--- Records to process ---

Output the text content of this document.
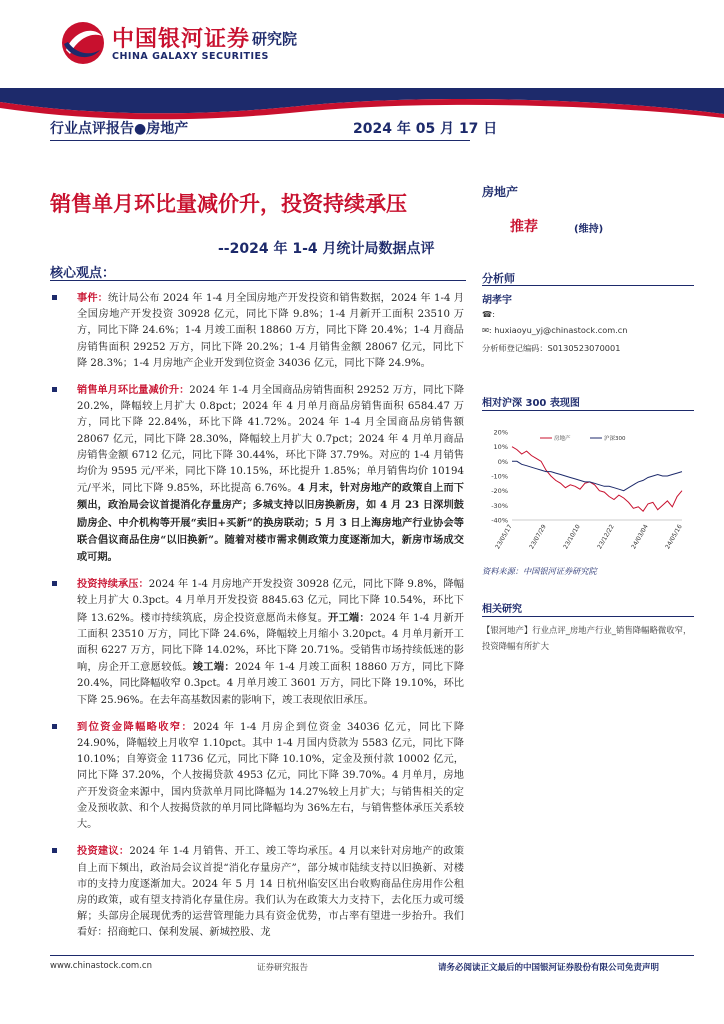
中国银河证券 研究院
CHINA GALAXY SECURITIES
行业点评报告●房地产	2024 年 05 月 17 日
销售单月环比量减价升，投资持续承压
--2024 年 1-4 月统计局数据点评
核心观点：
事件：统计局公布 2024 年 1-4 月全国房地产开发投资和销售数据，2024 年 1-4 月全国房地产开发投资 30928 亿元，同比下降 9.8%；1-4 月新开工面积 23510 万方，同比下降 24.6%；1-4 月竣工面积 18860 万方，同比下降 20.4%；1-4 月商品房销售面积 29252 万方，同比下降 20.2%；1-4 月销售金额 28067 亿元，同比下降 28.3%；1-4 月房地产企业开发到位资金 34036 亿元，同比下降 24.9%。
销售单月环比量减价升：2024 年 1-4 月全国商品房销售面积 29252 万方，同比下降 20.2%，降幅较上月扩大 0.8pct；2024 年 4 月单月商品房销售面积 6584.47 万方，同比下降 22.84%，环比下降 41.72%。2024 年 1-4 月全国商品房销售额 28067 亿元，同比下降 28.30%，降幅较上月扩大 0.7pct；2024 年 4 月单月商品房销售金额 6712 亿元，同比下降 30.44%，环比下降 37.79%。对应的 1-4 月销售均价为 9595 元/平米，同比下降 10.15%，环比提升 1.85%；单月销售均价 10194 元/平米，同比下降 9.85%，环比提高 6.76%。4 月末，针对房地产的政策自上而下频出，政治局会议首提消化存量房产；多城支持以旧房换新房，如 4 月 23 日深圳鼓励房企、中介机构等开展“卖旧+买新”的换房联动；5 月 3 日上海房地产行业协会等联合倡议商品住房“以旧换新”。随着对楼市需求侧政策力度逐渐加大，新房市场成交或可期。
投资持续承压：2024 年 1-4 月房地产开发投资 30928 亿元，同比下降 9.8%，降幅较上月扩大 0.3pct。4 月单月开发投资 8845.63 亿元，同比下降 10.54%，环比下降 13.62%。楼市持续筑底，房企投资意愿尚未修复。开工端：2024 年 1-4 月新开工面积 23510 万方，同比下降 24.6%，降幅较上月缩小 3.20pct。4 月单月新开工面积 6227 万方，同比下降 14.02%，环比下降 20.71%。受销售市场持续低迷的影响，房企开工意愿较低。竣工端：2024 年 1-4 月竣工面积 18860 万方，同比下降 20.4%，同比降幅收窄 0.3pct。4 月单月竣工 3601 万方，同比下降 19.10%，环比下降 25.96%。在去年高基数因素的影响下，竣工表现依旧承压。
到位资金降幅略收窄：2024 年 1-4 月房企到位资金 34036 亿元，同比下降 24.90%，降幅较上月收窄 1.10pct。其中 1-4 月国内贷款为 5583 亿元，同比下降 10.10%；自筹资金 11736 亿元，同比下降 10.10%，定金及预付款 10002 亿元，同比下降 37.20%，个人按揭贷款 4953 亿元，同比下降 39.70%。4 月单月，房地产开发资金来源中，国内贷款单月同比降幅为 14.27%较上月扩大；与销售相关的定金及预收款、和个人按揭贷款的单月同比降幅均为 36%左右，与销售整体承压关系较大。
投资建议：2024 年 1-4 月销售、开工、竣工等均承压。4 月以来针对房地产的政策自上而下频出，政治局会议首提“消化存量房产”，部分城市陆续支持以旧换新、对楼市的支持力度逐渐加大。2024 年 5 月 14 日杭州临安区出台收购商品住房用作公租房的政策，或有望支持消化存量住房。我们认为在政策大力支持下，去化压力或可缓解；头部房企展现优秀的运营管理能力具有资金优势，市占率有望进一步抬升。我们看好：招商蛇口、保利发展、新城控股、龙
房地产
推荐	(维持)
分析师
胡孝宇
☎:
✉: huxiaoyu_yj@chinastock.com.cn
分析师登记编码：S0130523070001
相对沪深 300 表现图
20%
10%
0%
-10%
-20%
-30%
-40%
23/05/17 23/07/29 23/10/10 23/12/22 24/03/04 24/05/16
房地产	沪深300
资料来源：中国银河证券研究院
相关研究
【银河地产】行业点评_房地产行业_销售降幅略微收窄，投资降幅有所扩大
www.chinastock.com.cn	证券研究报告	请务必阅读正文最后的中国银河证券股份有限公司免责声明
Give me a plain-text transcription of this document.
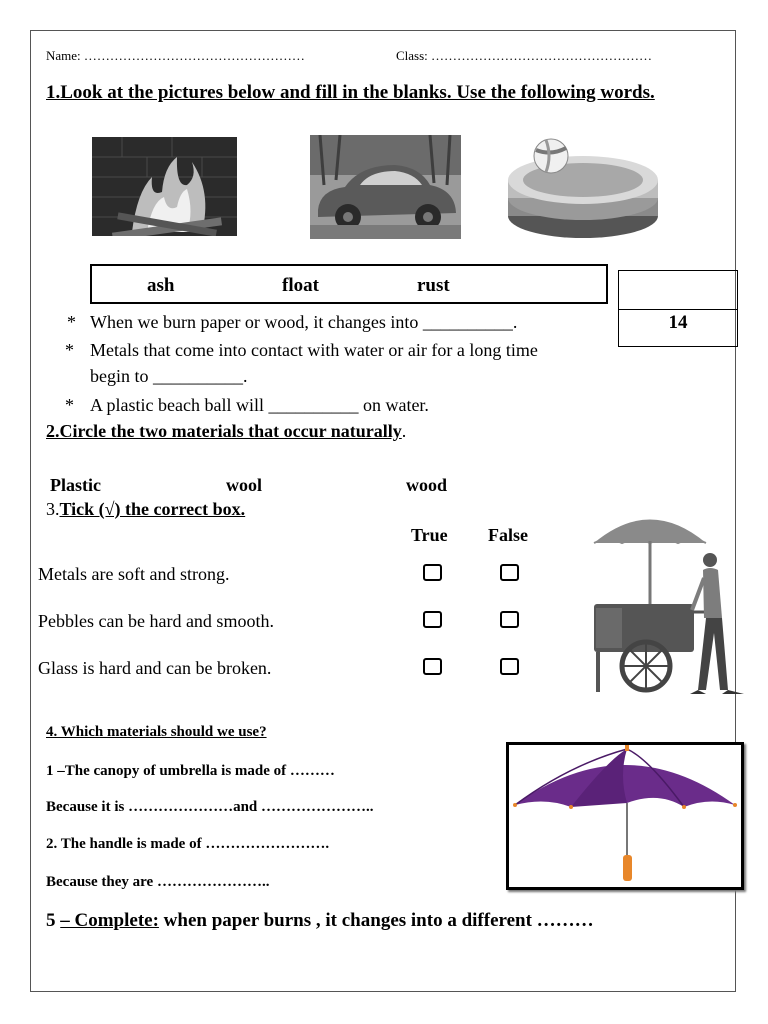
Name: ……………………………………………	Class: ……………………………………………
1.Look at the pictures below and fill in the blanks. Use the following words.
ash	float	rust
14
* When we burn paper or wood, it changes into __________.
* Metals that come into contact with water or air for a long time
begin to __________.
* A plastic beach ball will __________ on water.
2.Circle the two materials that occur naturally.
Plastic	wool	wood
3.Tick (√) the correct box.
True False
Metals are soft and strong.
Pebbles can be hard and smooth.
Glass is hard and can be broken.
4. Which materials should we use?
1 –The canopy of umbrella is made of ………
Because it is …………………and …………………..
2. The handle is made of …………………….
Because they are …………………..
5 – Complete: when paper burns , it changes into a different ………
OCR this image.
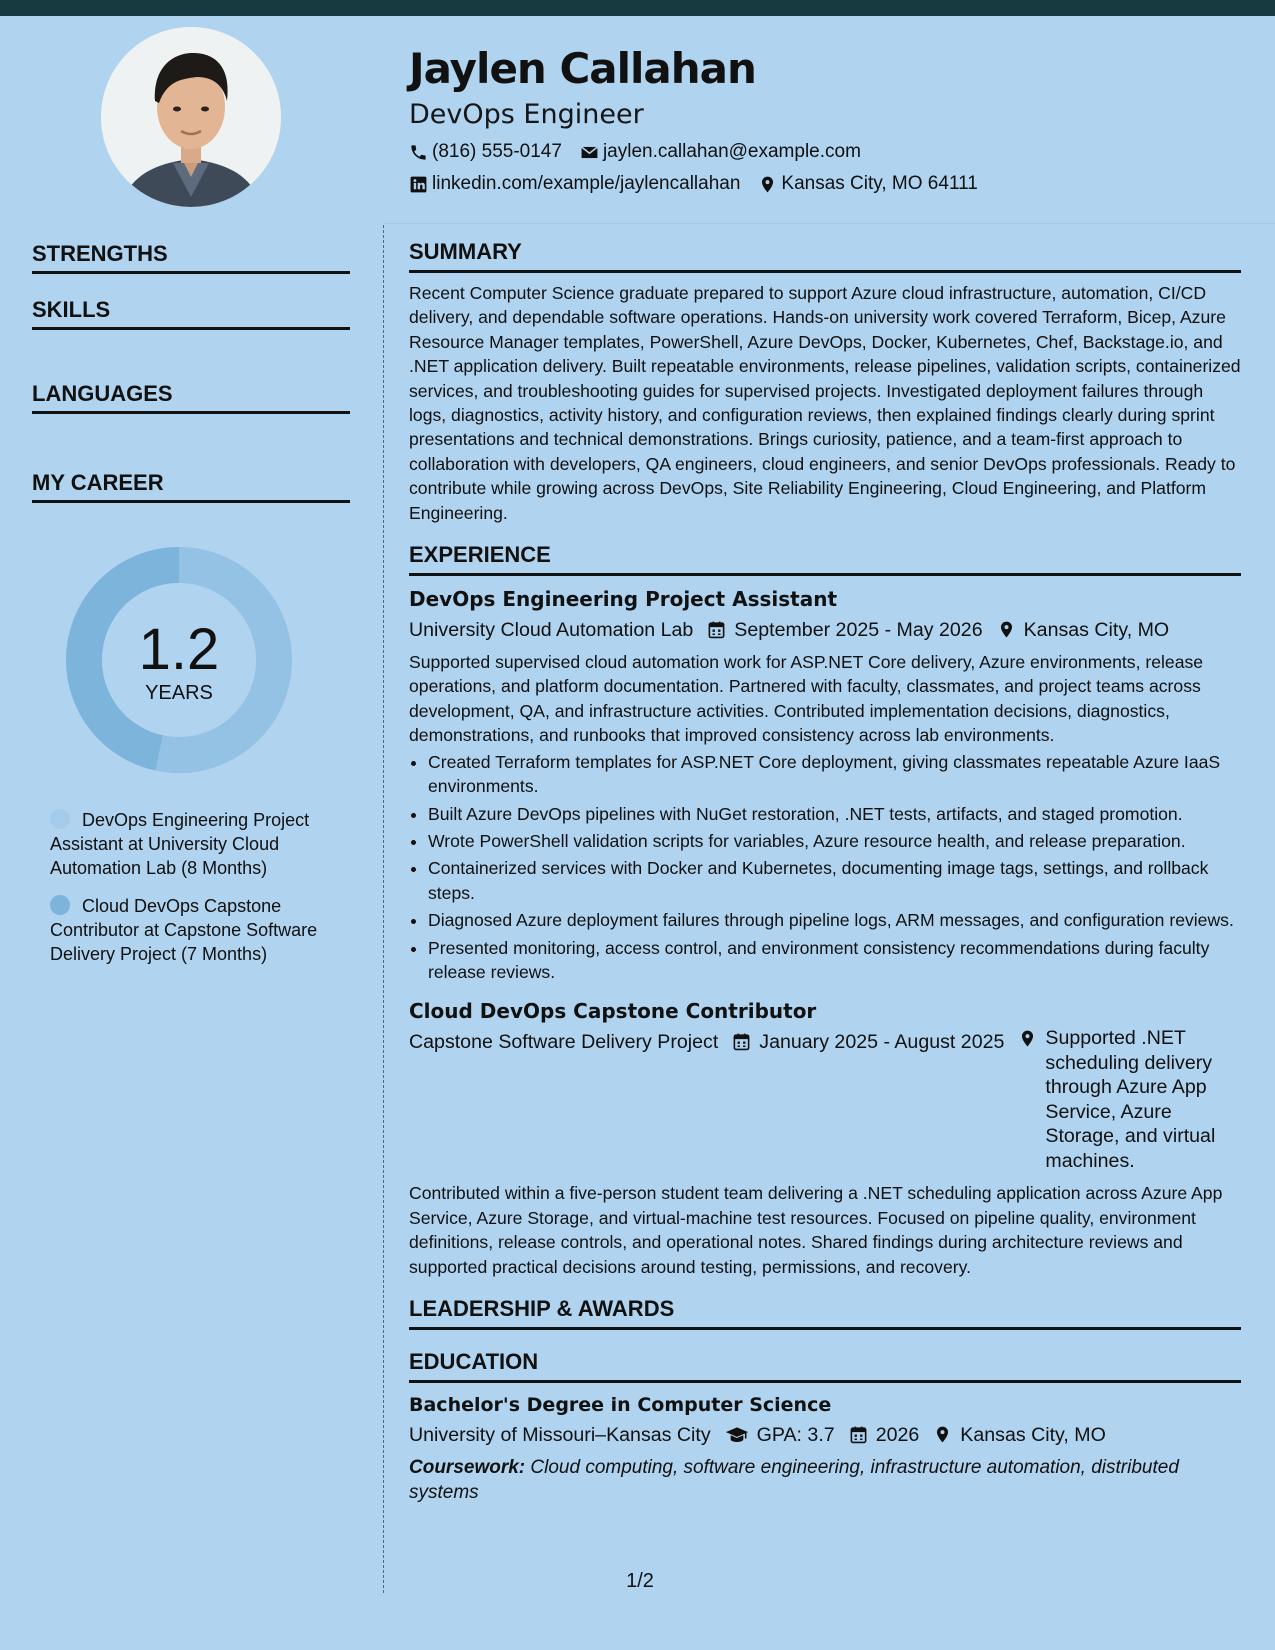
Jaylen Callahan
DevOps Engineer
(816) 555-0147 jaylen.callahan@example.com
linkedin.com/example/jaylencallahan Kansas City, MO 64111
STRENGTHS
SKILLS
LANGUAGES
MY CAREER
1.2
YEARS
DevOps Engineering Project Assistant at University Cloud Automation Lab (8 Months)
Cloud DevOps Capstone Contributor at Capstone Software Delivery Project (7 Months)
SUMMARY

Recent Computer Science graduate prepared to support Azure cloud infrastructure, automation, CI/CD delivery, and dependable software operations. Hands-on university work covered Terraform, Bicep, Azure Resource Manager templates, PowerShell, Azure DevOps, Docker, Kubernetes, Chef, Backstage.io, and .NET application delivery. Built repeatable environments, release pipelines, validation scripts, containerized services, and troubleshooting guides for supervised projects. Investigated deployment failures through logs, diagnostics, activity history, and configuration reviews, then explained findings clearly during sprint presentations and technical demonstrations. Brings curiosity, patience, and a team-first approach to collaboration with developers, QA engineers, cloud engineers, and senior DevOps professionals. Ready to contribute while growing across DevOps, Site Reliability Engineering, Cloud Engineering, and Platform Engineering.

EXPERIENCE
DevOps Engineering Project Assistant
University Cloud Automation Lab September 2025 - May 2026 Kansas City, MO

Supported supervised cloud automation work for ASP.NET Core delivery, Azure environments, release operations, and platform documentation. Partnered with faculty, classmates, and project teams across development, QA, and infrastructure activities. Contributed implementation decisions, diagnostics, demonstrations, and runbooks that improved consistency across lab environments.

• Created Terraform templates for ASP.NET Core deployment, giving classmates repeatable Azure IaaS environments.
• Built Azure DevOps pipelines with NuGet restoration, .NET tests, artifacts, and staged promotion.
• Wrote PowerShell validation scripts for variables, Azure resource health, and release preparation.
• Containerized services with Docker and Kubernetes, documenting image tags, settings, and rollback steps.
• Diagnosed Azure deployment failures through pipeline logs, ARM messages, and configuration reviews.
• Presented monitoring, access control, and environment consistency recommendations during faculty release reviews.
Cloud DevOps Capstone Contributor
Capstone Software Delivery Project January 2025 - August 2025 Supported .NET scheduling delivery through Azure App Service, Azure Storage, and virtual machines.

Contributed within a five-person student team delivering a .NET scheduling application across Azure App Service, Azure Storage, and virtual-machine test resources. Focused on pipeline quality, environment definitions, release controls, and operational notes. Shared findings during architecture reviews and supported practical decisions around testing, permissions, and recovery.

LEADERSHIP & AWARDS
EDUCATION
Bachelor's Degree in Computer Science
University of Missouri–Kansas City GPA: 3.7 2026 Kansas City, MO
Coursework: Cloud computing, software engineering, infrastructure automation, distributed systems
1/2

---

What you need to do: Pick out the lines that contain "chinastock" and copy them.

Task result:
✉: huxiaoyu_yj@chinastock.com.cn
www.chinastock.com.cn	证券研究报告	请务必阅读正文最后的中国银河证券股份有限公司免责声明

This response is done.